* **Your objective**
Report how many lines in the records hold the string "resx"; give the number and nothing else.

START

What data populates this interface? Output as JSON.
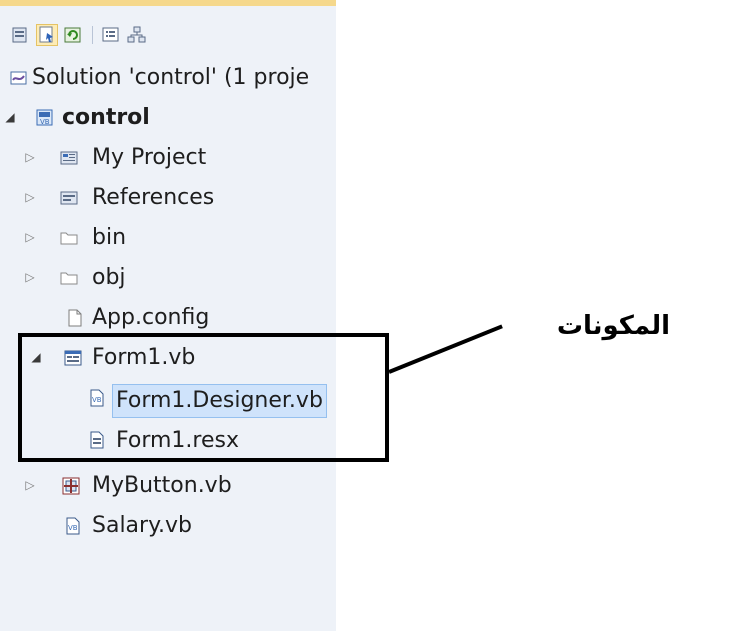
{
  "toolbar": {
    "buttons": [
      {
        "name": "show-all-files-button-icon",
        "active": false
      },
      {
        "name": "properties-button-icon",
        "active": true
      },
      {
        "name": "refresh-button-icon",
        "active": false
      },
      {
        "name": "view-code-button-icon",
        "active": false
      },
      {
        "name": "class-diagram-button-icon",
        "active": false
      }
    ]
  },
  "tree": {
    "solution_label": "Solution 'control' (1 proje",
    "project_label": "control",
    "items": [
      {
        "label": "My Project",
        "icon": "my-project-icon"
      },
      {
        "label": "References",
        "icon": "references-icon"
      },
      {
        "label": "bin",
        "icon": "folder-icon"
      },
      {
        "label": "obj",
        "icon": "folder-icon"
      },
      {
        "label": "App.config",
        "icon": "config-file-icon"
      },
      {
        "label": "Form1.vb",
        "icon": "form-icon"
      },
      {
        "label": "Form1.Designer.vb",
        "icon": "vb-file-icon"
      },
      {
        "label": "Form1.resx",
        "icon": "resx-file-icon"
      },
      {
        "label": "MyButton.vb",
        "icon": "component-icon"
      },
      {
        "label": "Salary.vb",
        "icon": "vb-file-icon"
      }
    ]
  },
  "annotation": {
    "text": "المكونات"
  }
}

END

* **Problem solution**
2